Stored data
---+---

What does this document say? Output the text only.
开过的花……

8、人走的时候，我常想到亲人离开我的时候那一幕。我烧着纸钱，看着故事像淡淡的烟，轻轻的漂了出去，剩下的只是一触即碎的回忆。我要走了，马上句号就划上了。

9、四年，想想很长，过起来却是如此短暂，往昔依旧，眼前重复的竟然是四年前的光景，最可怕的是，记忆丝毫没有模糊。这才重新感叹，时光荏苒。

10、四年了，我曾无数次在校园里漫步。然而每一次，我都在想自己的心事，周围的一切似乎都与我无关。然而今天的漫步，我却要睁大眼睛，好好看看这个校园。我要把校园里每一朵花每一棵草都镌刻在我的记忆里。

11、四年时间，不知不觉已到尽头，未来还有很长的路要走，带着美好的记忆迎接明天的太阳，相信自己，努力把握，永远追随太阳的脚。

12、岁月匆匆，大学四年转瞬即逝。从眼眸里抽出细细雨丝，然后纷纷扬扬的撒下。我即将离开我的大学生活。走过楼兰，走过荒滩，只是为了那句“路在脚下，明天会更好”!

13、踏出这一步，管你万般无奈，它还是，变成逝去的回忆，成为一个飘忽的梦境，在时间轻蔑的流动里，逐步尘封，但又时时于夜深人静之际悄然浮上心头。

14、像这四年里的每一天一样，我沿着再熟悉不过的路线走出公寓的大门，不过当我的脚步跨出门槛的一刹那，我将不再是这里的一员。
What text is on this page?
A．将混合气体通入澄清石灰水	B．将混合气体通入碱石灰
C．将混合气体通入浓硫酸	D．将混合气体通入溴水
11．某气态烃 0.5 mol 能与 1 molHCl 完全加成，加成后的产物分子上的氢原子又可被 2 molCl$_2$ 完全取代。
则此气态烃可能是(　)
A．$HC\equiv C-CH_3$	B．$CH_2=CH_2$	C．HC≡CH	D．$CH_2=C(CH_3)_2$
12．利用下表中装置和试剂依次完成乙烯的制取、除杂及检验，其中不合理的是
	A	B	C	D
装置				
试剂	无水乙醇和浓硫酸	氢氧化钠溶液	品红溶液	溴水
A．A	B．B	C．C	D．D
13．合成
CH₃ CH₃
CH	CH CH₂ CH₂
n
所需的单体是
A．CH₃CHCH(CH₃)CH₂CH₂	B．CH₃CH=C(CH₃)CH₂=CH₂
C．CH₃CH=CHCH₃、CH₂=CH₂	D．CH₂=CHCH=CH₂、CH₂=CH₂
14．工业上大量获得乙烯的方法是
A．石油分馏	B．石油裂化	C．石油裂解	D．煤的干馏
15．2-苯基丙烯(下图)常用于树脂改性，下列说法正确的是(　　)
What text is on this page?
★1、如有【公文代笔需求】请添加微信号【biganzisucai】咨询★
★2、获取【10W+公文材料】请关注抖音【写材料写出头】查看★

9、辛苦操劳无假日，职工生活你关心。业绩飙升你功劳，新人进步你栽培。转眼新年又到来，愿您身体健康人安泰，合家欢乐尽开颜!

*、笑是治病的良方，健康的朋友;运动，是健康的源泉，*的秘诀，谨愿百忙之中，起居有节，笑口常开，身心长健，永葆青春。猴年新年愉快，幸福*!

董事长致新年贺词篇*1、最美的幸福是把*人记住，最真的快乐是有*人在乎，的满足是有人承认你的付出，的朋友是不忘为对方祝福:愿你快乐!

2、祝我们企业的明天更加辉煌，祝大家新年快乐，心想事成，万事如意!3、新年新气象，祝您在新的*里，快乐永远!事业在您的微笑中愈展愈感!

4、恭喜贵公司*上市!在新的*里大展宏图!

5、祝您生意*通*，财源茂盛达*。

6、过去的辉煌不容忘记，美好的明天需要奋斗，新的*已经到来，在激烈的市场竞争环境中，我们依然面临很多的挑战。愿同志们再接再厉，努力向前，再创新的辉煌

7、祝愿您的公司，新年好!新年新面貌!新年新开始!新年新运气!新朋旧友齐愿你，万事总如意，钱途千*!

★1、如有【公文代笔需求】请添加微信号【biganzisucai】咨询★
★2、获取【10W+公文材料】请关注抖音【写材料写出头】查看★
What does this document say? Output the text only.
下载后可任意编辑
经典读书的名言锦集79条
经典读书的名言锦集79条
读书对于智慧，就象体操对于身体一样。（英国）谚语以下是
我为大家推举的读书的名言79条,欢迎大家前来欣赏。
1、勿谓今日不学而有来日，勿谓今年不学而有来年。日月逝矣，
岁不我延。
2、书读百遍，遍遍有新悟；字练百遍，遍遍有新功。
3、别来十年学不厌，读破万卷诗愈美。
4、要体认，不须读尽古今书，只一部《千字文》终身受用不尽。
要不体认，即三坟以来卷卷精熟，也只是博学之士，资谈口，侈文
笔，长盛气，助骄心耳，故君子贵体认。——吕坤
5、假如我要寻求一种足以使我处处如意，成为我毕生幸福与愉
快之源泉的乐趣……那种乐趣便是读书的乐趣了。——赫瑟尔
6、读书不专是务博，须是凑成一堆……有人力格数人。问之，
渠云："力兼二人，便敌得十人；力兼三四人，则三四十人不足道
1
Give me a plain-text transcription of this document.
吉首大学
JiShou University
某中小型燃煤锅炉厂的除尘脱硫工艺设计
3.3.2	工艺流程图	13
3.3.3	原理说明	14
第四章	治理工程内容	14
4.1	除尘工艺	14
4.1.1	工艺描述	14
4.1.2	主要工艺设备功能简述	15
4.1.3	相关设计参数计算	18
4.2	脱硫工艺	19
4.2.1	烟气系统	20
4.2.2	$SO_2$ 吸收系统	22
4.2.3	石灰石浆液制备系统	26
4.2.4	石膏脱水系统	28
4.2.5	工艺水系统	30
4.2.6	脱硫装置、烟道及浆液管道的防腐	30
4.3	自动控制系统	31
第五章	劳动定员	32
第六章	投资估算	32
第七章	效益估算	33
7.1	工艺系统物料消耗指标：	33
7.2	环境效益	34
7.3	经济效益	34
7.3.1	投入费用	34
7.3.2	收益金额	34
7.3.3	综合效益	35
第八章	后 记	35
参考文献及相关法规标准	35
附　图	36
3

---+---

__Set problem__
Print every line of the records exactly. Omit nothing.

__Output of the exercise__
What does this document say? Output the text only.
开过的花……

8、人走的时候，我常想到亲人离开我的时候那一幕。我烧着纸钱，看着故事像淡淡的烟，轻轻的漂了出去，剩下的只是一触即碎的回忆。我要走了，马上句号就划上了。

9、四年，想想很长，过起来却是如此短暂，往昔依旧，眼前重复的竟然是四年前的光景，最可怕的是，记忆丝毫没有模糊。这才重新感叹，时光荏苒。

10、四年了，我曾无数次在校园里漫步。然而每一次，我都在想自己的心事，周围的一切似乎都与我无关。然而今天的漫步，我却要睁大眼睛，好好看看这个校园。我要把校园里每一朵花每一棵草都镌刻在我的记忆里。

11、四年时间，不知不觉已到尽头，未来还有很长的路要走，带着美好的记忆迎接明天的太阳，相信自己，努力把握，永远追随太阳的脚。

12、岁月匆匆，大学四年转瞬即逝。从眼眸里抽出细细雨丝，然后纷纷扬扬的撒下。我即将离开我的大学生活。走过楼兰，走过荒滩，只是为了那句“路在脚下，明天会更好”!

13、踏出这一步，管你万般无奈，它还是，变成逝去的回忆，成为一个飘忽的梦境，在时间轻蔑的流动里，逐步尘封，但又时时于夜深人静之际悄然浮上心头。

14、像这四年里的每一天一样，我沿着再熟悉不过的路线走出公寓的大门，不过当我的脚步跨出门槛的一刹那，我将不再是这里的一员。
What text is on this page?
A．将混合气体通入澄清石灰水	B．将混合气体通入碱石灰
C．将混合气体通入浓硫酸	D．将混合气体通入溴水
11．某气态烃 0.5 mol 能与 1 molHCl 完全加成，加成后的产物分子上的氢原子又可被 2 molCl$_2$ 完全取代。
则此气态烃可能是(　)
A．$HC\equiv C-CH_3$	B．$CH_2=CH_2$	C．HC≡CH	D．$CH_2=C(CH_3)_2$
12．利用下表中装置和试剂依次完成乙烯的制取、除杂及检验，其中不合理的是
	A	B	C	D
装置				
试剂	无水乙醇和浓硫酸	氢氧化钠溶液	品红溶液	溴水
A．A	B．B	C．C	D．D
13．合成
CH₃ CH₃
CH	CH CH₂ CH₂
n
所需的单体是
A．CH₃CHCH(CH₃)CH₂CH₂	B．CH₃CH=C(CH₃)CH₂=CH₂
C．CH₃CH=CHCH₃、CH₂=CH₂	D．CH₂=CHCH=CH₂、CH₂=CH₂
14．工业上大量获得乙烯的方法是
A．石油分馏	B．石油裂化	C．石油裂解	D．煤的干馏
15．2-苯基丙烯(下图)常用于树脂改性，下列说法正确的是(　　)
What text is on this page?
★1、如有【公文代笔需求】请添加微信号【biganzisucai】咨询★
★2、获取【10W+公文材料】请关注抖音【写材料写出头】查看★

9、辛苦操劳无假日，职工生活你关心。业绩飙升你功劳，新人进步你栽培。转眼新年又到来，愿您身体健康人安泰，合家欢乐尽开颜!

*、笑是治病的良方，健康的朋友;运动，是健康的源泉，*的秘诀，谨愿百忙之中，起居有节，笑口常开，身心长健，永葆青春。猴年新年愉快，幸福*!

董事长致新年贺词篇*1、最美的幸福是把*人记住，最真的快乐是有*人在乎，的满足是有人承认你的付出，的朋友是不忘为对方祝福:愿你快乐!

2、祝我们企业的明天更加辉煌，祝大家新年快乐，心想事成，万事如意!3、新年新气象，祝您在新的*里，快乐永远!事业在您的微笑中愈展愈感!

4、恭喜贵公司*上市!在新的*里大展宏图!

5、祝您生意*通*，财源茂盛达*。

6、过去的辉煌不容忘记，美好的明天需要奋斗，新的*已经到来，在激烈的市场竞争环境中，我们依然面临很多的挑战。愿同志们再接再厉，努力向前，再创新的辉煌

7、祝愿您的公司，新年好!新年新面貌!新年新开始!新年新运气!新朋旧友齐愿你，万事总如意，钱途千*!

★1、如有【公文代笔需求】请添加微信号【biganzisucai】咨询★
★2、获取【10W+公文材料】请关注抖音【写材料写出头】查看★
What does this document say? Output the text only.
下载后可任意编辑
经典读书的名言锦集79条
经典读书的名言锦集79条
读书对于智慧，就象体操对于身体一样。（英国）谚语以下是
我为大家推举的读书的名言79条,欢迎大家前来欣赏。
1、勿谓今日不学而有来日，勿谓今年不学而有来年。日月逝矣，
岁不我延。
2、书读百遍，遍遍有新悟；字练百遍，遍遍有新功。
3、别来十年学不厌，读破万卷诗愈美。
4、要体认，不须读尽古今书，只一部《千字文》终身受用不尽。
要不体认，即三坟以来卷卷精熟，也只是博学之士，资谈口，侈文
笔，长盛气，助骄心耳，故君子贵体认。——吕坤
5、假如我要寻求一种足以使我处处如意，成为我毕生幸福与愉
快之源泉的乐趣……那种乐趣便是读书的乐趣了。——赫瑟尔
6、读书不专是务博，须是凑成一堆……有人力格数人。问之，
渠云："力兼二人，便敌得十人；力兼三四人，则三四十人不足道
1
Give me a plain-text transcription of this document.
吉首大学
JiShou University
某中小型燃煤锅炉厂的除尘脱硫工艺设计
3.3.2	工艺流程图	13
3.3.3	原理说明	14
第四章	治理工程内容	14
4.1	除尘工艺	14
4.1.1	工艺描述	14
4.1.2	主要工艺设备功能简述	15
4.1.3	相关设计参数计算	18
4.2	脱硫工艺	19
4.2.1	烟气系统	20
4.2.2	$SO_2$ 吸收系统	22
4.2.3	石灰石浆液制备系统	26
4.2.4	石膏脱水系统	28
4.2.5	工艺水系统	30
4.2.6	脱硫装置、烟道及浆液管道的防腐	30
4.3	自动控制系统	31
第五章	劳动定员	32
第六章	投资估算	32
第七章	效益估算	33
7.1	工艺系统物料消耗指标：	33
7.2	环境效益	34
7.3	经济效益	34
7.3.1	投入费用	34
7.3.2	收益金额	34
7.3.3	综合效益	35
第八章	后 记	35
参考文献及相关法规标准	35
附　图	36
3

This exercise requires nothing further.